__Problem to work on__.
Continue the forum thread on contiguous memory performance, starting right after its last line.
+++ Excerpt to read +++
Contiguous Memory Performance

So, I’m developing a PCIe based WDF driver for one of our RF transceivers. In this design I’m allocating a fairly large contiguous( at least 128MiB ) buffer that is being accessed ( as bus master ) from the FPGA on the transceiver. Logically this works as expected, but I’ve noticed that when accessing( post transceiver filled ) the data in the buffer from the driver there is an approximate 10x increase in copy time, using memcpy()( i.e. 67mS versus 6mS ) with the contiguous buffer versus that of a non-contiguous buffer when copying data from the buffer(s).

As for the API’S I’m using: MmAllocateContiguousMemorySpecifyCache() for allocating the contiguous buffer and MmAllocateNonCachedMemory() for the non-contiguous buffer. Any information on this would be greatly appreciated.

-Alfred

Interesting issue. I’ve heard reports of things like this before.

A little more information would be useful, please.

Is the timing difference you describe JUST the time of the memcpy? Does “mS” mean “milliseconds”? Cuz, you know, “that’s a lot”…

When you’re calling MmAllocateContiguousMemorySpecifyCache are you asking for cached or uncached memory?

How are you getting the address that you give to your device? Please don’t tell me you’re calling MmGetPhysicalAddress, because if you are that’s an architecture problem.
+++ Stored rows +++
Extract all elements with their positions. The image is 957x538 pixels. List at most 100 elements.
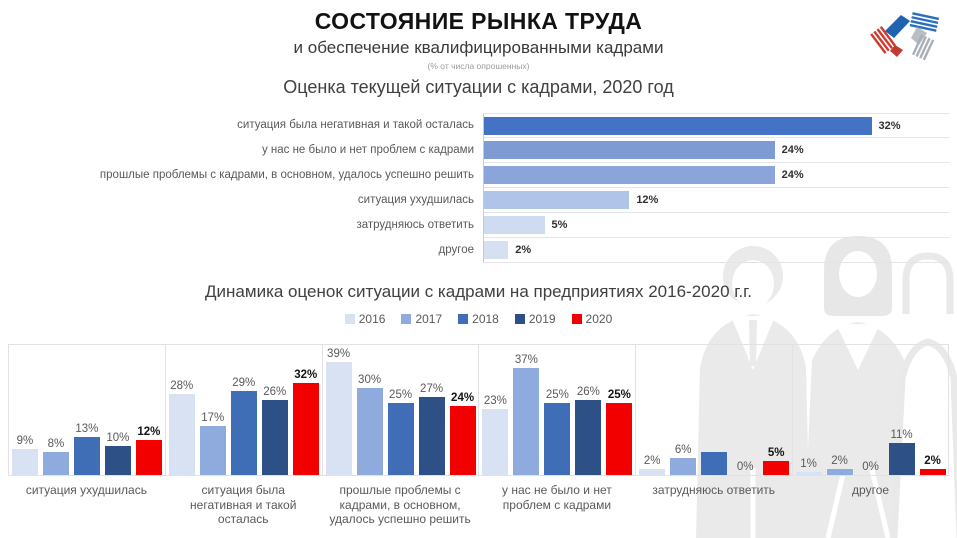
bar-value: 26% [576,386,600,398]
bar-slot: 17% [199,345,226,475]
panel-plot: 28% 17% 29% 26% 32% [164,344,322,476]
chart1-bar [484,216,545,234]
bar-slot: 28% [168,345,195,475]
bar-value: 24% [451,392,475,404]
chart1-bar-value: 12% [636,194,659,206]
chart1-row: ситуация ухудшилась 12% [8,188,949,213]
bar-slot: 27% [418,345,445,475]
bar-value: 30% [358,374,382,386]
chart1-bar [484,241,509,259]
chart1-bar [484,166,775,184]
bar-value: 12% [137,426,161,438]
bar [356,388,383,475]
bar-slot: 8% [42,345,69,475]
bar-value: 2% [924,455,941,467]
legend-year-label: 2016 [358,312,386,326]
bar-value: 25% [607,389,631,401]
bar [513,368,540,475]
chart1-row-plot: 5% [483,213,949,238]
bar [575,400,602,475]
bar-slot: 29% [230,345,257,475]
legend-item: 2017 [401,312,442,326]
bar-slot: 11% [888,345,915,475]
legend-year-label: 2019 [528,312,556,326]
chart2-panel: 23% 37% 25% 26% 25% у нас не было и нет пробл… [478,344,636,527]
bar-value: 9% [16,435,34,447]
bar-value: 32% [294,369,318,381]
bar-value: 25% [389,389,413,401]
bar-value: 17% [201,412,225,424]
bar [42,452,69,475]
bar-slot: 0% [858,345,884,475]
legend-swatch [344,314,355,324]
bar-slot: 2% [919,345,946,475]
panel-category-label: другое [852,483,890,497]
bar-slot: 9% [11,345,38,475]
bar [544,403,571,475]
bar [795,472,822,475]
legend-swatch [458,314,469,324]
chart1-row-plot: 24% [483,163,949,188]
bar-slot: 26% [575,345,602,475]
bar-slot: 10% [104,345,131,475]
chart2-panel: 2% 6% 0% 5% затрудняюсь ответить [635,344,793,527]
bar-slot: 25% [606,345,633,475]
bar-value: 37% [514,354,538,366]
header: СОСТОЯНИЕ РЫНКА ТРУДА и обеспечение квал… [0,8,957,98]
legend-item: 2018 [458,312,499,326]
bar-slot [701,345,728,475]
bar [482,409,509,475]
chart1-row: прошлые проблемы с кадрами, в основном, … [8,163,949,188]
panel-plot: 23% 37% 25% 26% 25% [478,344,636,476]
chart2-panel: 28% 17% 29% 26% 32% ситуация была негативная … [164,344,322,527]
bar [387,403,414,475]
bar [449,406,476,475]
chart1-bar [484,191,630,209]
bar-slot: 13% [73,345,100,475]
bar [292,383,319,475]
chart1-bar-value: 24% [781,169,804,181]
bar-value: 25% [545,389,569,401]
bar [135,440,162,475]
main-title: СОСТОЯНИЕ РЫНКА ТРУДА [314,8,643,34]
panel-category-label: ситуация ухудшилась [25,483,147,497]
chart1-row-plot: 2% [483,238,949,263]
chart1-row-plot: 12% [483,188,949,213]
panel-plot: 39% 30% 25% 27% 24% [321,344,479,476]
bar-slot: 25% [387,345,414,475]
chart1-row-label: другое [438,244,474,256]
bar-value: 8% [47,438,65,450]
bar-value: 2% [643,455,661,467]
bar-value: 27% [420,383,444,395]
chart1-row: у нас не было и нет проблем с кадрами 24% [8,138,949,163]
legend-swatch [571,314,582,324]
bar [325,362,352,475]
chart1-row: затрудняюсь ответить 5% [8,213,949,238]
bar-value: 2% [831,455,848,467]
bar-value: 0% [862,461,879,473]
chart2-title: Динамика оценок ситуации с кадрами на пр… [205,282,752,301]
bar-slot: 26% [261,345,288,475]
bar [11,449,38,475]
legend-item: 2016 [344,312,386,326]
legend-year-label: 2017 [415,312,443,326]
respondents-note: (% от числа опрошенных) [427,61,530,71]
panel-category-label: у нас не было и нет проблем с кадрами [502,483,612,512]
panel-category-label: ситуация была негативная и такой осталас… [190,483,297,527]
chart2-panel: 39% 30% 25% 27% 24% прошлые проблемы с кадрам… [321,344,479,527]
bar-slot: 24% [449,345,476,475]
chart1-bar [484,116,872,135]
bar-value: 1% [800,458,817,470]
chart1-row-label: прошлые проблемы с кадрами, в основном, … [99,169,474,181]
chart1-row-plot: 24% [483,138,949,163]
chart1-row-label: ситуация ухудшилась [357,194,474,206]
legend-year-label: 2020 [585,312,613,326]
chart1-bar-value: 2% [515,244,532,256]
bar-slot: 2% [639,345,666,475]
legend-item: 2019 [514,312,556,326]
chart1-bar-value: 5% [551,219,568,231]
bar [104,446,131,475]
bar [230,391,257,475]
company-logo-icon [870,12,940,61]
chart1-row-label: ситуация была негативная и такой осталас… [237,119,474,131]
+++
__Written response__.
Why are you allocating physically contiguous memory at all? Is your device not capable of scatter/gather (chained DMA operations)?

Looking forward to learning more,

Peter
OSR
@OSRDrivers

Like Peter, I strongly suspect the caching type. In virtually every instance on Windows-capable machines, you want MmCached. MmNonCached would give you the performance difference you describe.

But if it is a WDF driver, why are you using MmAllocateContiguousMemorySpecifyCache instead of WdfCommonBufferCreate?

>Like Peter, I strongly suspect the caching type

Judging from what you said below, you expect cached memory to perform better, right.

Such a suggestion would be justified if we were speaking about frequent access to the same memory location(s). In this case one may,indeed, have a chance to experimentally establish the performance difference between CPU’s on-chip cache memory and external RAM. However, we are speaking about copying the LARGE buffer. With this access pattern, every memory location is accessed only once, so that the CPU has to go to off-chip RAM upon every data access anyway…

In virtually every instance on Windows-capable machines, you want MmCached.
MmNonCached would give you the performance difference you describe.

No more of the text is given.